Given problem A:
Output the part of the listing between the lines holding "Patent image size: (1097, 680)." and "The clamping tool 23 is at (843, 220).", inclusive, as a two-column CSV with the headers query_text and reply. Give each text and its answer one row, with each field quoted and line breaks replaced by spaces.

Source:
%%

# 3/4in Depth cut rabbeting bit



## Rell (Jan 19, 2012)

How’s it going everyone, new here and had a question about a rabbet bit I have.

First off I have a home built router table I made last year, and the base plate is a 1/4in piece of MDF. Has been working out perfectly for me since. Originally I had a Craftsman Model number 17540 9.5amp 1 3/4HP Plunge base, motor delivers 25,000 rpm

Link: Edit, sorry can't post links until 10posts.

I mostly use a flush trim bit, round over bit, 1/2in rabbeting bit (which took a very small portion of the tip of my finger last April. First time for everything I guess :cray and I use a 1/4in down cut spiral bit with a jasper circle jig..I usually work with MDF mostly and a little birch.

%%

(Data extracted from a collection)

%%

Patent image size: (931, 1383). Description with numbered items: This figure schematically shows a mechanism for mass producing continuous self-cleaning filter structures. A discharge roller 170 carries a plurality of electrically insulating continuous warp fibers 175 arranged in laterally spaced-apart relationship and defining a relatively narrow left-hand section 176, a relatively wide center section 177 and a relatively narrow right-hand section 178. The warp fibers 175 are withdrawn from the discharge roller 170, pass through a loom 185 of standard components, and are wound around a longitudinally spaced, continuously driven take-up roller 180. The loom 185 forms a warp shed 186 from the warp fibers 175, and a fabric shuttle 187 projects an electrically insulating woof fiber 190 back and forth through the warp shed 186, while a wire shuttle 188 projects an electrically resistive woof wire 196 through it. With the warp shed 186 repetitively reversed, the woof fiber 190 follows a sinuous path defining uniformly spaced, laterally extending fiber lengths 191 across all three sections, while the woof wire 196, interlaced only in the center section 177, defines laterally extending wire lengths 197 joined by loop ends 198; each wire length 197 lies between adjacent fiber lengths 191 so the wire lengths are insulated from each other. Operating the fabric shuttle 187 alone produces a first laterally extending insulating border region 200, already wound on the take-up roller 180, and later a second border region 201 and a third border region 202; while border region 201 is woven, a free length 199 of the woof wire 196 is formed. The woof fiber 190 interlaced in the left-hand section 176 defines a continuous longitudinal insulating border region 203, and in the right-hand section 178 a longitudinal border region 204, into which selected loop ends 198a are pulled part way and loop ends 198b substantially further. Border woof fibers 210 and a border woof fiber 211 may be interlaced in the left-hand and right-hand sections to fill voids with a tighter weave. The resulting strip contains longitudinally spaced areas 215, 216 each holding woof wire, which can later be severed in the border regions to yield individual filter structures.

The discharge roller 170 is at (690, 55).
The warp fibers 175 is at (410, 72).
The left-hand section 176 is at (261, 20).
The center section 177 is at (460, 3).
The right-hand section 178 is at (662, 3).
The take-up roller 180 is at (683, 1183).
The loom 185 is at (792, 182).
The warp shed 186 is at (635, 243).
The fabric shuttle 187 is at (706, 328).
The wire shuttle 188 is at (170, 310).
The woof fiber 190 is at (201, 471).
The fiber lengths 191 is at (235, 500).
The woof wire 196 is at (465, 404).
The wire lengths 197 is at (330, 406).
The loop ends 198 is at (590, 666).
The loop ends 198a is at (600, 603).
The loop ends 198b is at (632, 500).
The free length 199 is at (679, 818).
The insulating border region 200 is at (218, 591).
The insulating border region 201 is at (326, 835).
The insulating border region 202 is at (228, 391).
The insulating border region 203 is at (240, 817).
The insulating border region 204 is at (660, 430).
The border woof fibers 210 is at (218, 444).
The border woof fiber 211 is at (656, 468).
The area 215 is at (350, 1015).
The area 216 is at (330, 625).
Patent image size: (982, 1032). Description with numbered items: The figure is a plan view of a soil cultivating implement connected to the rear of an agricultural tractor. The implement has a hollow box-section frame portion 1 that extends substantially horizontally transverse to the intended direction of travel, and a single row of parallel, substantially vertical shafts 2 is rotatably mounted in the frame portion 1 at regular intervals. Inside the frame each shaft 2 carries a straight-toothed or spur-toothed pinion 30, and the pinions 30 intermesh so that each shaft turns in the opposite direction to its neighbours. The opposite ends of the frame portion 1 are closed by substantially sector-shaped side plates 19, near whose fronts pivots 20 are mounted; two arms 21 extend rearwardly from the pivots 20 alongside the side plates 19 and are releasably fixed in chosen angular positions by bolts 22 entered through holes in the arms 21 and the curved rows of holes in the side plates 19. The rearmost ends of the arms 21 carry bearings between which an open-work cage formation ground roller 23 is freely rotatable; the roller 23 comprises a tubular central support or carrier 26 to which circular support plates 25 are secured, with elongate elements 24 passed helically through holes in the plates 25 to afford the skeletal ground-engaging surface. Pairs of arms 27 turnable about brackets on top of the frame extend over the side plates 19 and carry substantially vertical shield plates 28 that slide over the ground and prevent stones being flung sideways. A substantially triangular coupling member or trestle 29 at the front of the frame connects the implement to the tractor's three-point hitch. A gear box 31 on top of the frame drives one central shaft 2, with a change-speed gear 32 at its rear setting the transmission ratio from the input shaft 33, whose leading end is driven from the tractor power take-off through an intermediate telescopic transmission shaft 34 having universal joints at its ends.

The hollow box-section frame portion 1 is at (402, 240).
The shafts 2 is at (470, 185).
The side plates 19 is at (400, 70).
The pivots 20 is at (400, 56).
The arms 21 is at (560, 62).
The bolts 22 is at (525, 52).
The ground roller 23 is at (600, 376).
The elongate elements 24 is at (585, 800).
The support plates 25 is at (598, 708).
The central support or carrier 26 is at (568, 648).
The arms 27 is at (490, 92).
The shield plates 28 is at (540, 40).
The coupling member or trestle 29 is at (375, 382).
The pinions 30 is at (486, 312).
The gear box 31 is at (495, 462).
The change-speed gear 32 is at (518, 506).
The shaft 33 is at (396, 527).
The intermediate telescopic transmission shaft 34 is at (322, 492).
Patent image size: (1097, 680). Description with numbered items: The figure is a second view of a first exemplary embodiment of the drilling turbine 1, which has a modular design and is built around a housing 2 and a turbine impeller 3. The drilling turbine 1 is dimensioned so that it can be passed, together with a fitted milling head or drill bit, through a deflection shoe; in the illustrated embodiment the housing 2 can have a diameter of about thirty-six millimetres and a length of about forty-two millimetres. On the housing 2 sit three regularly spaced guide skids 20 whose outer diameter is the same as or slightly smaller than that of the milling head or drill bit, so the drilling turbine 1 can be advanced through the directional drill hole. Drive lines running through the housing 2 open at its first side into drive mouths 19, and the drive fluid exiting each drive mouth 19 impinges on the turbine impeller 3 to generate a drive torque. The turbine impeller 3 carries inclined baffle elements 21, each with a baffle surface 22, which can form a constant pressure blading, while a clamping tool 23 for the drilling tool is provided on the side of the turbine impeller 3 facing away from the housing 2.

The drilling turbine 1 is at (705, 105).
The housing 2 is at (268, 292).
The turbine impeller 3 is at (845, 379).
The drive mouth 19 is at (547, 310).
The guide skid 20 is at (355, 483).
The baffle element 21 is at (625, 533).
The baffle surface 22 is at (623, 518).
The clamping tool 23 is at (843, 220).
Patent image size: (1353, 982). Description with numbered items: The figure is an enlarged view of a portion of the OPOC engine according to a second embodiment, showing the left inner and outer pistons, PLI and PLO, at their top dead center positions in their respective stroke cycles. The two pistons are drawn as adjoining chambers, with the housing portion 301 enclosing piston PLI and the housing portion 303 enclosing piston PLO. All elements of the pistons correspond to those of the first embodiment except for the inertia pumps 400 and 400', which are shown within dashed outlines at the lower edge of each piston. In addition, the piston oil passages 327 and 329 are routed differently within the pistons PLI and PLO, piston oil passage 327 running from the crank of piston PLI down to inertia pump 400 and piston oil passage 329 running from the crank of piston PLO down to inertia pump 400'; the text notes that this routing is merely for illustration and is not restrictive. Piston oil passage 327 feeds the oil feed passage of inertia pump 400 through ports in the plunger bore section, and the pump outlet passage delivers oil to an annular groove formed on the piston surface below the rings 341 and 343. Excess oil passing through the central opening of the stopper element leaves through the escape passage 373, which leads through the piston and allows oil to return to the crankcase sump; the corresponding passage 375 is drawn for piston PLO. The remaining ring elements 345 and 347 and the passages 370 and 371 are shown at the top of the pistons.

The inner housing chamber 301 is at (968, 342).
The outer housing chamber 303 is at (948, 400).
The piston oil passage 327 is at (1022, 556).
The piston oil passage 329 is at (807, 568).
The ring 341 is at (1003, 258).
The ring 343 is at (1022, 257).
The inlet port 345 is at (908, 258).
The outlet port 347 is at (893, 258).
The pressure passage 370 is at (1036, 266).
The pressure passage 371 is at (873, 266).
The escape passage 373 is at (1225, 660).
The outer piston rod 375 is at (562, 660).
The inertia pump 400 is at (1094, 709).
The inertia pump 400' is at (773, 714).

%%

Given problem B:
In the forum post about the rabbeting bit, reproduce the passage between "## Rell (Jan" and "links until 10posts.", inclusive, substituting "plywood" for "MDF".

Complete response A:
query_text,reply
"Patent image size: (1097, 680). Description with numbered items: The figure is a second view of a first exemplary embodiment of the drilling turbine 1, which has a modular design and is built around a housing 2 and a turbine impeller 3. The drilling turbine 1 is dimensioned so that it can be passed, together with a fitted milling head or drill bit, through a deflection shoe; in the illustrated embodiment the housing 2 can have a diameter of about thirty-six millimetres and a length of about forty-two millimetres. On the housing 2 sit three regularly spaced guide skids 20 whose outer diameter is the same as or slightly smaller than that of the milling head or drill bit, so the drilling turbine 1 can be advanced through the directional drill hole. Drive lines running through the housing 2 open at its first side into drive mouths 19, and the drive fluid exiting each drive mouth 19 impinges on the turbine impeller 3 to generate a drive torque. The turbine impeller 3 carries inclined baffle elements 21, each with a baffle surface 22, which can form a constant pressure blading, while a clamping tool 23 for the drilling tool is provided on the side of the turbine impeller 3 facing away from the housing 2.","The drilling turbine 1 is at (705, 105). The housing 2 is at (268, 292). The turbine impeller 3 is at (845, 379). The drive mouth 19 is at (547, 310). The guide skid 20 is at (355, 483). The baffle element 21 is at (625, 533). The baffle surface 22 is at (623, 518). The clamping tool 23 is at (843, 220)."

Complete response B:
## Rell (Jan 19, 2012)

How’s it going everyone, new here and had a question about a rabbet bit I have.

First off I have a home built router table I made last year, and the base plate is a 1/4in piece of plywood. Has been working out perfectly for me since. Originally I had a Craftsman Model number 17540 9.5amp 1 3/4HP Plunge base, motor delivers 25,000 rpm

Link: Edit, sorry can't post links until 10posts.